• **Problem**
Your task is to print all of the material verbatim.

Data records

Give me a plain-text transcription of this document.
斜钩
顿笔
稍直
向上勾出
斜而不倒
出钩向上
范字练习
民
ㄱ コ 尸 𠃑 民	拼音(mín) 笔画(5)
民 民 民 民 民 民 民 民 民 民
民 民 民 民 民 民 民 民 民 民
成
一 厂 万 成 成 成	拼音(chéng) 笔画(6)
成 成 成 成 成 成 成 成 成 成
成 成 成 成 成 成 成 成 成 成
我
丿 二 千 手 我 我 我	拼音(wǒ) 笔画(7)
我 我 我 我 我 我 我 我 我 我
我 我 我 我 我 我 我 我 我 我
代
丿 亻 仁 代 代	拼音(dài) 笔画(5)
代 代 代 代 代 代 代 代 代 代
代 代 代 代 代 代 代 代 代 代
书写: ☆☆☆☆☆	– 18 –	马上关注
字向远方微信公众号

• **Result of this task**
Give me a plain-text transcription of this document.
斜钩
顿笔
稍直
向上勾出
斜而不倒
出钩向上
范字练习
民
ㄱ コ 尸 𠃑 民	拼音(mín) 笔画(5)
民 民 民 民 民 民 民 民 民 民
民 民 民 民 民 民 民 民 民 民
成
一 厂 万 成 成 成	拼音(chéng) 笔画(6)
成 成 成 成 成 成 成 成 成 成
成 成 成 成 成 成 成 成 成 成
我
丿 二 千 手 我 我 我	拼音(wǒ) 笔画(7)
我 我 我 我 我 我 我 我 我 我
我 我 我 我 我 我 我 我 我 我
代
丿 亻 仁 代 代	拼音(dài) 笔画(5)
代 代 代 代 代 代 代 代 代 代
代 代 代 代 代 代 代 代 代 代
书写: ☆☆☆☆☆	– 18 –	马上关注
字向远方微信公众号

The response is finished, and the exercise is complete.